> **Task to carry out**:
Bring together all lines of the material below that contain the string "képletet".

• • • • • • •

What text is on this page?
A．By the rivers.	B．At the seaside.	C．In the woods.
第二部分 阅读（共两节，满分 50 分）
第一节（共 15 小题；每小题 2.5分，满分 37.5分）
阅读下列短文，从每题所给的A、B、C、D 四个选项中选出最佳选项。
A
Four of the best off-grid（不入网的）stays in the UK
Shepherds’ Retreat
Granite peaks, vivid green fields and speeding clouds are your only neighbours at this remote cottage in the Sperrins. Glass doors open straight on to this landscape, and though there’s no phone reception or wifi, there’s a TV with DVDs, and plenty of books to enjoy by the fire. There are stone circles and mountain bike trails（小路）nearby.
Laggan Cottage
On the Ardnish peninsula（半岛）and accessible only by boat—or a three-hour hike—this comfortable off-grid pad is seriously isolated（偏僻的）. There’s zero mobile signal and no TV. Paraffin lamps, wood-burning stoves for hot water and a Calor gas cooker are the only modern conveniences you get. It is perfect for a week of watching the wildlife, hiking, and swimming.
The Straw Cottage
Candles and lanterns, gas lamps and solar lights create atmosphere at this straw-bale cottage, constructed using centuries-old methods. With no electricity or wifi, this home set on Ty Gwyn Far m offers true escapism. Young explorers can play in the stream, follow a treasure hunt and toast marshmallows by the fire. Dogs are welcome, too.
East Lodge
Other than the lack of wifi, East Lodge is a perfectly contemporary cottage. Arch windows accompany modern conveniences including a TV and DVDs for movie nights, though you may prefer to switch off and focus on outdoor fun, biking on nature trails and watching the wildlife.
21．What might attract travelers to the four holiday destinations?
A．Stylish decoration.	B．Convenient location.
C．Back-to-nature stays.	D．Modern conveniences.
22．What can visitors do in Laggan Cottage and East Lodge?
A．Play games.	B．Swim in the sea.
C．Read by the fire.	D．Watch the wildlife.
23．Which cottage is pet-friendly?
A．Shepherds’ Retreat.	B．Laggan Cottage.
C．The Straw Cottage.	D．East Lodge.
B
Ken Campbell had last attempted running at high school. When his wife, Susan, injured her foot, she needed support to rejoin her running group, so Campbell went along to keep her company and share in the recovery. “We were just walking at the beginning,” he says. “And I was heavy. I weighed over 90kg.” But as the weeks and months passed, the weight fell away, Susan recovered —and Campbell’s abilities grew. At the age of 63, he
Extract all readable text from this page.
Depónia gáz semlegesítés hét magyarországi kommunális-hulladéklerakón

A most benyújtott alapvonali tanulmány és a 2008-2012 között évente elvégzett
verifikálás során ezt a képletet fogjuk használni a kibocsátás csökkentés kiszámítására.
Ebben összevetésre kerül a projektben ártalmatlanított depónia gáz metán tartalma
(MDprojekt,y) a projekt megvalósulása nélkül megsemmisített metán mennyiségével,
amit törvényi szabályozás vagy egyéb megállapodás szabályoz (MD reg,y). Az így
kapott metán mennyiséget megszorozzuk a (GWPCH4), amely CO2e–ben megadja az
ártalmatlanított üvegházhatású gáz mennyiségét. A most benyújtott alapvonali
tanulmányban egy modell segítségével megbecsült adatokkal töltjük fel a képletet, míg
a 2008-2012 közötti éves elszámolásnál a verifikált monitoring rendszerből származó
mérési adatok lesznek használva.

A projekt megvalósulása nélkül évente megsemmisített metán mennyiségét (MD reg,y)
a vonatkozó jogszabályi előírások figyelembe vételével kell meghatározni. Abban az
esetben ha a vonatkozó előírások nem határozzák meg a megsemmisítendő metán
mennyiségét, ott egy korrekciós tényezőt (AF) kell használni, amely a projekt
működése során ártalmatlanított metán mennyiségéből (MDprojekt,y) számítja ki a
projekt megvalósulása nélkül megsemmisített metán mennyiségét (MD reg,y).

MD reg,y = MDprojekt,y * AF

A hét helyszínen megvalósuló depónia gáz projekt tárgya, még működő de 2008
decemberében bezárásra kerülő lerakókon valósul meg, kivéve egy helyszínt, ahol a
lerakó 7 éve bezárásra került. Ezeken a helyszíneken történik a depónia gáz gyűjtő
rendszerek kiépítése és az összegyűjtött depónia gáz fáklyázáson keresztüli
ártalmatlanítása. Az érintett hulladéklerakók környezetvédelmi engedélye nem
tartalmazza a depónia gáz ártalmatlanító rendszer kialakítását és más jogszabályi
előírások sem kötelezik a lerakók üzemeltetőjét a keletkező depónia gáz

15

• • • • • • •

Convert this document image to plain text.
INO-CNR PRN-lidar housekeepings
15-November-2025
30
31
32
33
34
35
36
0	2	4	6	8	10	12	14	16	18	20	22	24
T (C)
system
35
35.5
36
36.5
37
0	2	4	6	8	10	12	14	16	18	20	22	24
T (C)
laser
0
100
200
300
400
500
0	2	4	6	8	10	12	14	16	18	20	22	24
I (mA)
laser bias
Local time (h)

• • • • • • •

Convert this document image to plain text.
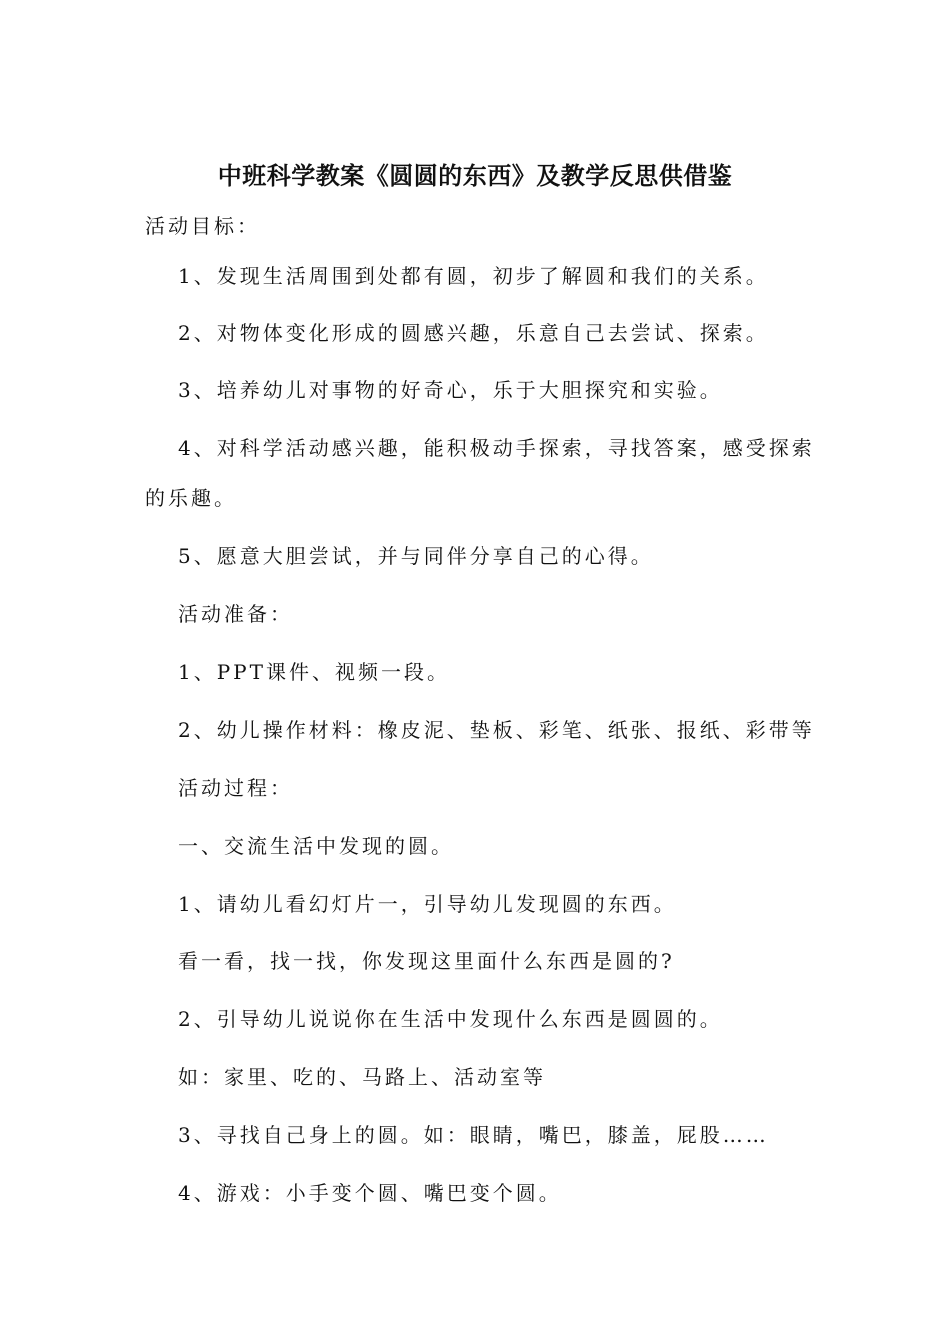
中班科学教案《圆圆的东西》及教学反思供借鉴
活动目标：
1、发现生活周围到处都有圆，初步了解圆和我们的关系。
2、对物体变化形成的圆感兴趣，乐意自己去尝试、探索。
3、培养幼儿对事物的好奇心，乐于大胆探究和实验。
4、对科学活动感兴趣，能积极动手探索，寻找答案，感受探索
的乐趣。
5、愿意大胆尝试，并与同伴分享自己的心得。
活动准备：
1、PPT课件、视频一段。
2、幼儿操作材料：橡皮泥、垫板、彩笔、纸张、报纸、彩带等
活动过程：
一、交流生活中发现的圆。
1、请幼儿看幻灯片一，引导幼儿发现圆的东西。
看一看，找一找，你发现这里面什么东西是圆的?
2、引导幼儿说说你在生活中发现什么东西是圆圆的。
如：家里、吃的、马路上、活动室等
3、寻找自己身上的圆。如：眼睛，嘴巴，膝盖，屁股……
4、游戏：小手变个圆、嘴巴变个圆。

• • • • • • •

> **Written solution**:
verifikálás során ezt a képletet fogjuk használni a kibocsátás csökkentés kiszámítására.
tanulmányban egy modell segítségével megbecsült adatokkal töltjük fel a képletet, míg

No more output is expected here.